# RECORDS FOR THE TASK
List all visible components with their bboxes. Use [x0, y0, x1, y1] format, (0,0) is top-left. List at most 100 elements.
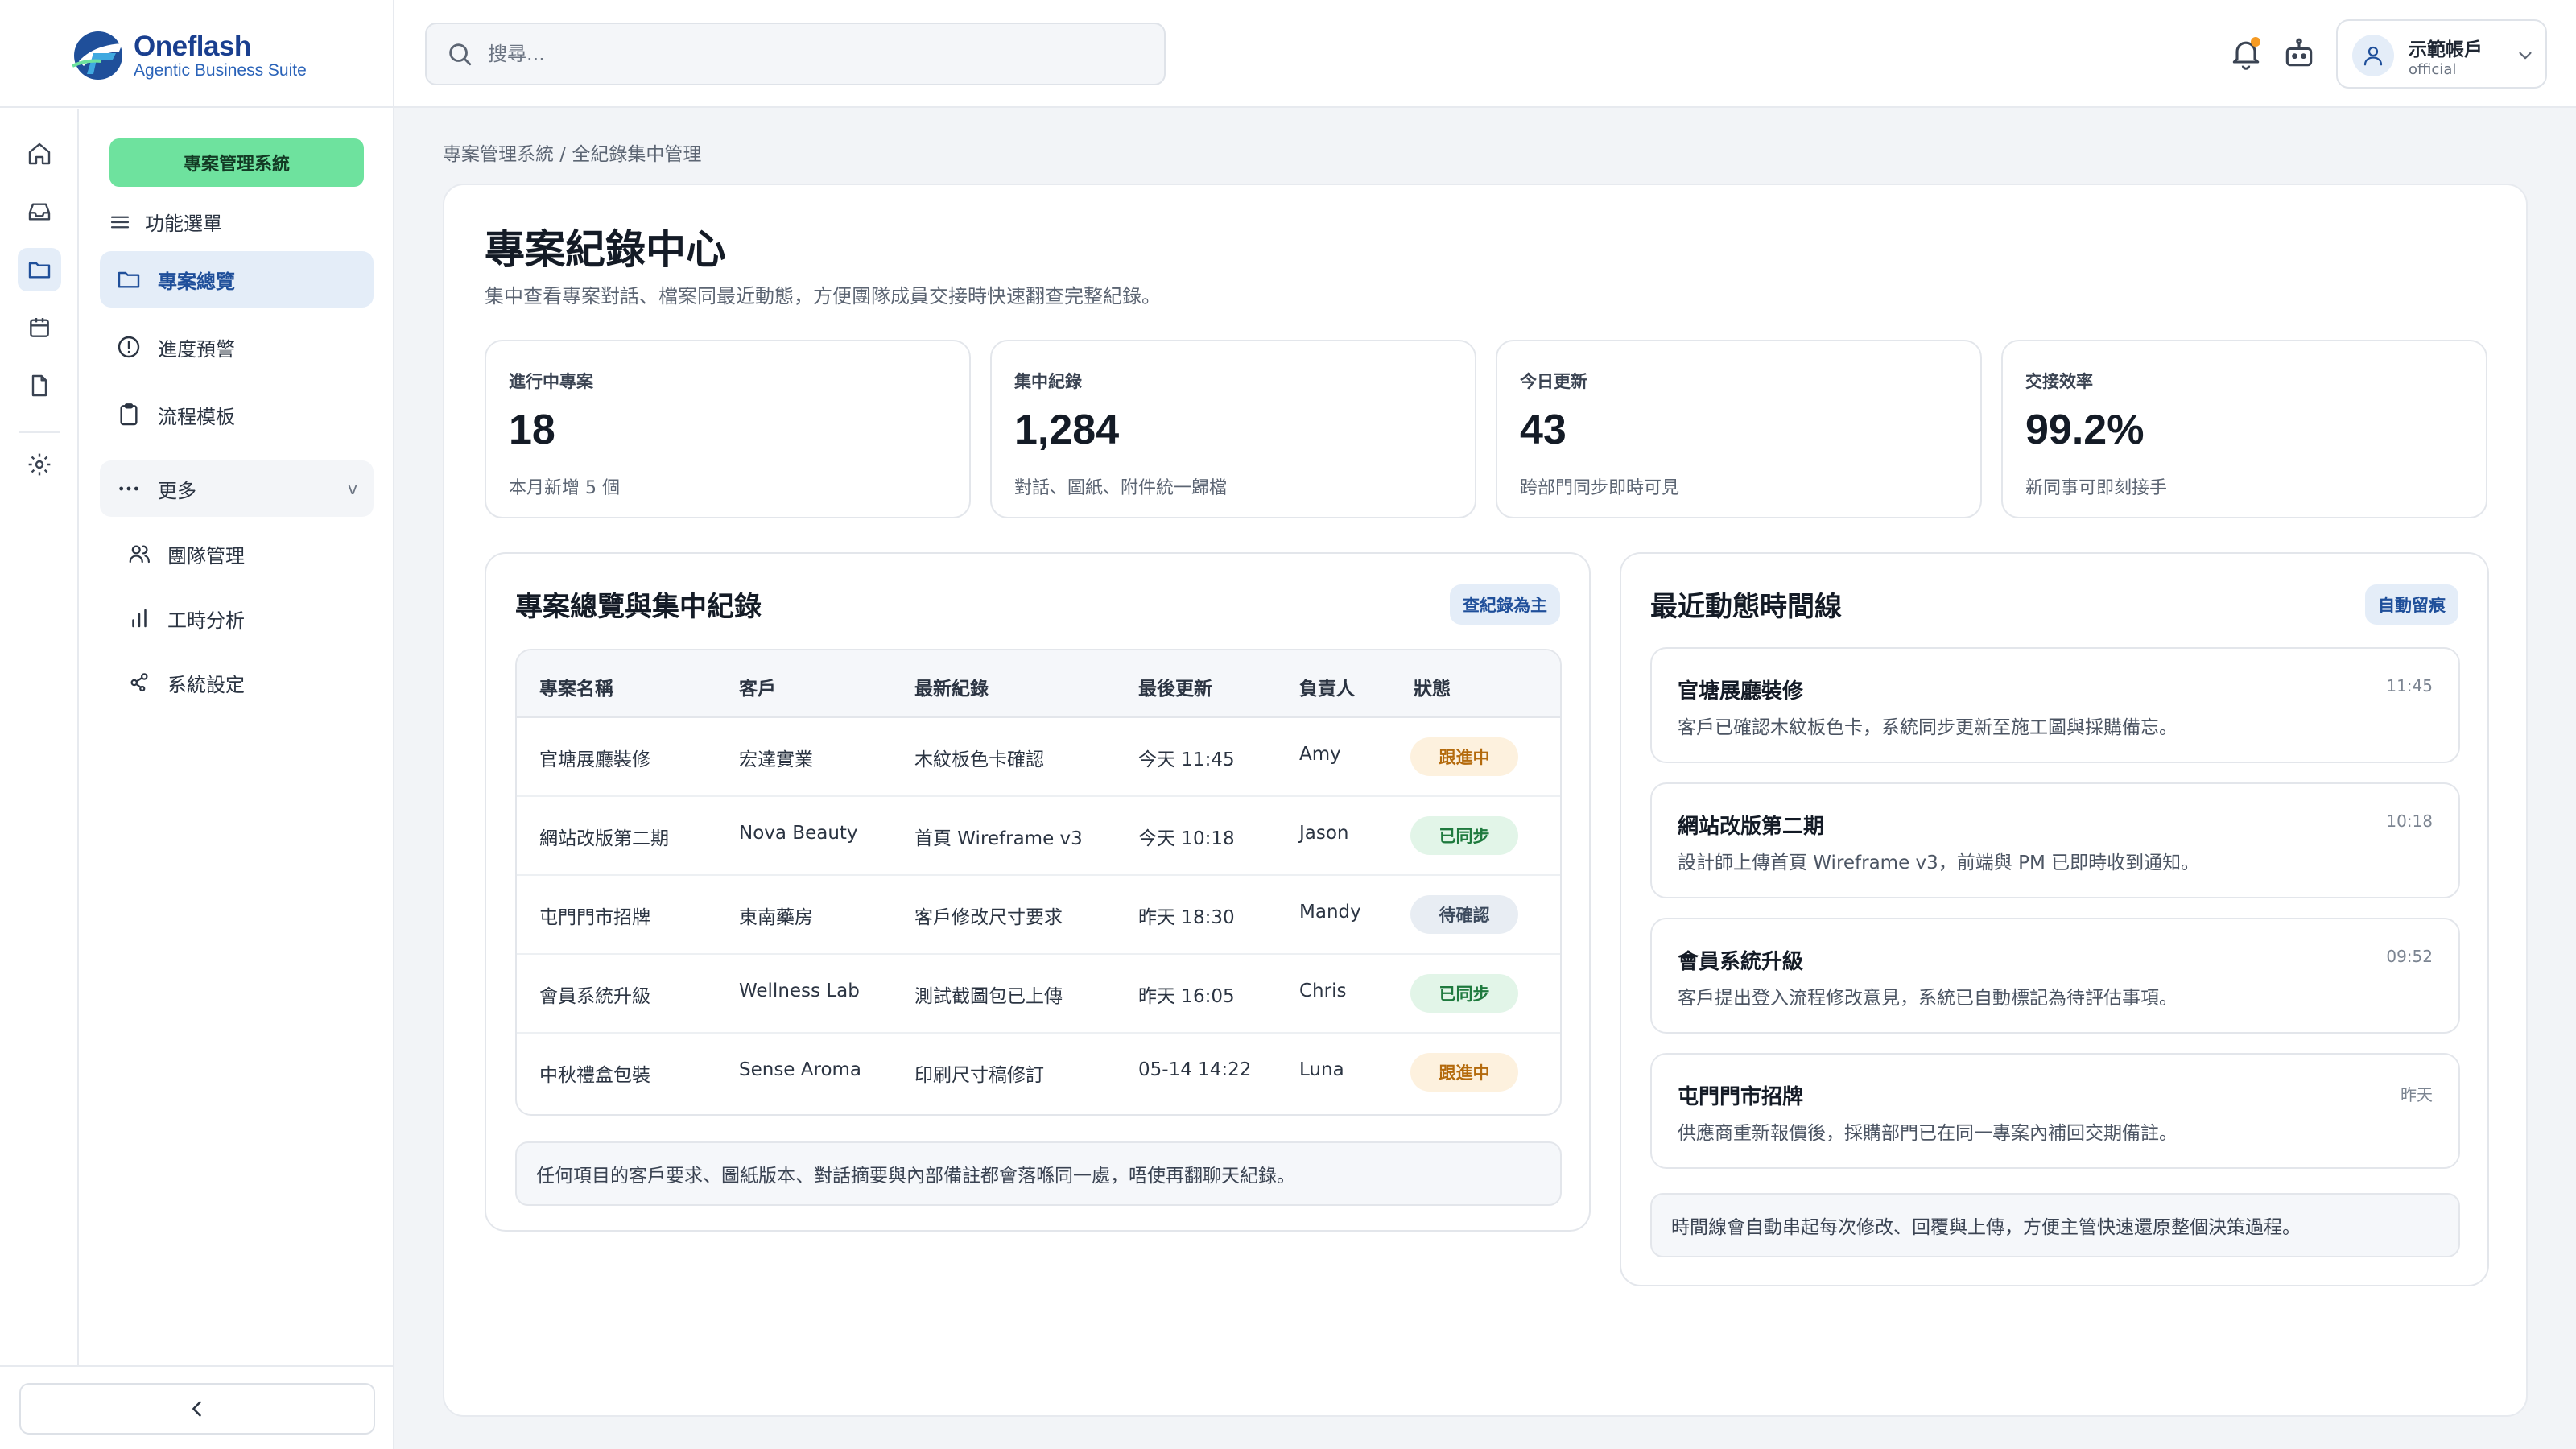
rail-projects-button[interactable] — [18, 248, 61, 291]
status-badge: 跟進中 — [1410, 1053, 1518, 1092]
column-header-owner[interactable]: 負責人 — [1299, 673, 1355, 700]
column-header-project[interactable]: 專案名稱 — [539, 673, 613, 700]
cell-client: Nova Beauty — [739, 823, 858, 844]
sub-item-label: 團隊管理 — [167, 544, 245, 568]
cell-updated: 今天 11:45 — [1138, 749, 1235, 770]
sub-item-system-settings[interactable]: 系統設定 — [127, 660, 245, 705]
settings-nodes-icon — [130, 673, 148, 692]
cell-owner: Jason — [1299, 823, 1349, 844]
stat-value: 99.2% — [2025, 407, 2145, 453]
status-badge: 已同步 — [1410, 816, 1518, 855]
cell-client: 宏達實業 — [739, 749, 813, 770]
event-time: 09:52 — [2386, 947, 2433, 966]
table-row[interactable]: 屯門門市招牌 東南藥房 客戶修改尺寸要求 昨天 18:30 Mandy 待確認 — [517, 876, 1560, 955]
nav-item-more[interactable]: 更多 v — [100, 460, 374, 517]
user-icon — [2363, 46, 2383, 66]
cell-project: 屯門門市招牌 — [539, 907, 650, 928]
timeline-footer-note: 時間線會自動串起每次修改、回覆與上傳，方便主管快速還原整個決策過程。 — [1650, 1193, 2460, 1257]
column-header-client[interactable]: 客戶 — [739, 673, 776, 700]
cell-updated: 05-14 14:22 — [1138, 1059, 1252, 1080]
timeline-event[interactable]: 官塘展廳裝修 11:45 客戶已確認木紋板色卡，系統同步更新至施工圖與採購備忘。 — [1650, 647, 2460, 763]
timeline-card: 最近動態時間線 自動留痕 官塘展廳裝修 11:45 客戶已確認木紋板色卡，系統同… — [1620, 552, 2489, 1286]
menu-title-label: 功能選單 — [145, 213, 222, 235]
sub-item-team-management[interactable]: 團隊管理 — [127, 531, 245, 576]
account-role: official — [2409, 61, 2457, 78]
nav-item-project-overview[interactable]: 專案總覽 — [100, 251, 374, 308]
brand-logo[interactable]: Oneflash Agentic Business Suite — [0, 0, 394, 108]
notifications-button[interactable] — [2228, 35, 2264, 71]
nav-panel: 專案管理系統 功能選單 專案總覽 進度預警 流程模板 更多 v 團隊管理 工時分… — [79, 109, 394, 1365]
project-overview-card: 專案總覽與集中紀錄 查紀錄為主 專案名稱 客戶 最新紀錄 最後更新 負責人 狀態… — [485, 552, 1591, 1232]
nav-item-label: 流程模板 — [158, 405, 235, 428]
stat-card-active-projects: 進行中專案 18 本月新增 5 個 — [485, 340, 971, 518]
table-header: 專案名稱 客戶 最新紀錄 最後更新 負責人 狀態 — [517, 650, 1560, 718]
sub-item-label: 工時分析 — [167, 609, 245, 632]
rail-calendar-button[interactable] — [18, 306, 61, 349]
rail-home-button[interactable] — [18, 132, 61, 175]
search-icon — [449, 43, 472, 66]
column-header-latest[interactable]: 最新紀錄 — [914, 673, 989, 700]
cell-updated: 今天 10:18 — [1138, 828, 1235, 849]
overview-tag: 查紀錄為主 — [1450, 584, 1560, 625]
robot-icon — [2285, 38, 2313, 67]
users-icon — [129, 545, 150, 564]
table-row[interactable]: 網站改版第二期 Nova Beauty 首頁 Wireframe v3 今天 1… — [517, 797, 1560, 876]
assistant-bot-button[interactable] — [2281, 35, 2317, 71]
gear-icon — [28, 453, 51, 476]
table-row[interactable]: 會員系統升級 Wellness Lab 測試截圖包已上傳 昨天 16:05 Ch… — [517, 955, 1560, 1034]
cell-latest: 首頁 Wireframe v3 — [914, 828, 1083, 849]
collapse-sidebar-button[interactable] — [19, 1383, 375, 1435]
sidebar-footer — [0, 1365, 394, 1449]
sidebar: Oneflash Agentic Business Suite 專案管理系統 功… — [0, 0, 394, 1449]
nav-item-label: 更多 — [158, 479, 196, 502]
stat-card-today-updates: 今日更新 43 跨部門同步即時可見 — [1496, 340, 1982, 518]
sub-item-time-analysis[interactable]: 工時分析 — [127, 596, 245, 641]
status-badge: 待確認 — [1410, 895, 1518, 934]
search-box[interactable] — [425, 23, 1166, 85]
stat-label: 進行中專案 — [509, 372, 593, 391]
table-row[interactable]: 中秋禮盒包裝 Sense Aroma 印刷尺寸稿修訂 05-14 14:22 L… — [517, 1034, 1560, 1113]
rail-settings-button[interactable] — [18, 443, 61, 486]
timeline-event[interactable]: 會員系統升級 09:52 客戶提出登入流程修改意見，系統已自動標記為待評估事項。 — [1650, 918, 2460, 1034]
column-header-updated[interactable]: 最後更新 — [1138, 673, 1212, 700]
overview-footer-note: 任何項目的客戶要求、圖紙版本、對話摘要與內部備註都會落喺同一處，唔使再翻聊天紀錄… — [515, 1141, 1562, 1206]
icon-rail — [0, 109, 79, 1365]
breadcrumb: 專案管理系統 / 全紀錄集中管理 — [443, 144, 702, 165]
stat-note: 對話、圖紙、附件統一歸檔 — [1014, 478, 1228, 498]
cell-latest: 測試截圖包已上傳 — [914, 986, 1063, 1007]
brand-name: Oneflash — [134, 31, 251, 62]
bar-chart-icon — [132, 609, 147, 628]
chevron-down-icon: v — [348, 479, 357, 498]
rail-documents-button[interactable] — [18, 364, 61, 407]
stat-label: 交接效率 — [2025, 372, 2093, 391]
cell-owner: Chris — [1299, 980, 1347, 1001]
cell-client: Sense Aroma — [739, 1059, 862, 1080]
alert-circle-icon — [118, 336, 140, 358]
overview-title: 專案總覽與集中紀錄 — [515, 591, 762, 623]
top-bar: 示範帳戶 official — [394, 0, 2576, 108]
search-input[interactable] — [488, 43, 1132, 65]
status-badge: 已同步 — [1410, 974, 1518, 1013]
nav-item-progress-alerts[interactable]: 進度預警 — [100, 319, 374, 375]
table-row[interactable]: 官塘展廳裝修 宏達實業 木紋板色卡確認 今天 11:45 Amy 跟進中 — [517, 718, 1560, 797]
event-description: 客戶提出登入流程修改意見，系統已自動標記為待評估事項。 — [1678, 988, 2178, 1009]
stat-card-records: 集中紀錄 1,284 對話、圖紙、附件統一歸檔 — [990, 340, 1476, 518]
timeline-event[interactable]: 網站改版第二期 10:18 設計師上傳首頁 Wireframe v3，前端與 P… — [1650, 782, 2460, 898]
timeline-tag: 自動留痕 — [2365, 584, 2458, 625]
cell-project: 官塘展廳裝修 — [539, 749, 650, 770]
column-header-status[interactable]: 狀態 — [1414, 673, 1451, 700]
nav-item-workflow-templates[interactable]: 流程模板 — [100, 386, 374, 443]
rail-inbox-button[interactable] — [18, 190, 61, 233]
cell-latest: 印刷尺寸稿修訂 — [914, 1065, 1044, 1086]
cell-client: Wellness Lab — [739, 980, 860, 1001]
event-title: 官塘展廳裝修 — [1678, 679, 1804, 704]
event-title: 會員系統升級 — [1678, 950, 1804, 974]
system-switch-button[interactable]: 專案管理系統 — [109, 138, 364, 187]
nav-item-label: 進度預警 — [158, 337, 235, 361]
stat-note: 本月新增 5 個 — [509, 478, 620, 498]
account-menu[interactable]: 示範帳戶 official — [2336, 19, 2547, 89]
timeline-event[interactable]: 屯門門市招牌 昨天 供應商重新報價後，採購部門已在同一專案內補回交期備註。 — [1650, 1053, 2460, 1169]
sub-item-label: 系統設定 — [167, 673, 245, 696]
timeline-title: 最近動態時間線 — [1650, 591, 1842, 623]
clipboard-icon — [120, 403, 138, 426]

# EXERCISE BRIEF
Lay out the stretch of items from the line containing "rail-projects-button[interactable] — [18, 248, 61, 291]" through the line containing "user-icon — [2363, 46, 2383, 66]", both ends included, as a JSON list of strings with one string per line and blank lines omitted.

# EXPECTED ANSWER
[
  "rail-projects-button[interactable] — [18, 248, 61, 291]",
  "status-badge: 跟進中 — [1410, 1053, 1518, 1092]",
  "column-header-owner[interactable]: 負責人 — [1299, 673, 1355, 700]",
  "column-header-project[interactable]: 專案名稱 — [539, 673, 613, 700]",
  "cell-client: Nova Beauty — [739, 823, 858, 844]",
  "sub-item-label: 團隊管理 — [167, 544, 245, 568]",
  "cell-updated: 今天 11:45 — [1138, 749, 1235, 770]",
  "sub-item-system-settings[interactable]: 系統設定 — [127, 660, 245, 705]",
  "settings-nodes-icon — [130, 673, 148, 692]",
  "cell-owner: Jason — [1299, 823, 1349, 844]",
  "stat-value: 99.2% — [2025, 407, 2145, 453]",
  "status-badge: 已同步 — [1410, 816, 1518, 855]",
  "cell-client: 宏達實業 — [739, 749, 813, 770]",
  "event-time: 09:52 — [2386, 947, 2433, 966]",
  "table-row[interactable]: 屯門門市招牌 東南藥房 客戶修改尺寸要求 昨天 18:30 Mandy 待確認 — [517, 876, 1560, 955]",
  "nav-item-more[interactable]: 更多 v — [100, 460, 374, 517]",
  "user-icon — [2363, 46, 2383, 66]"
]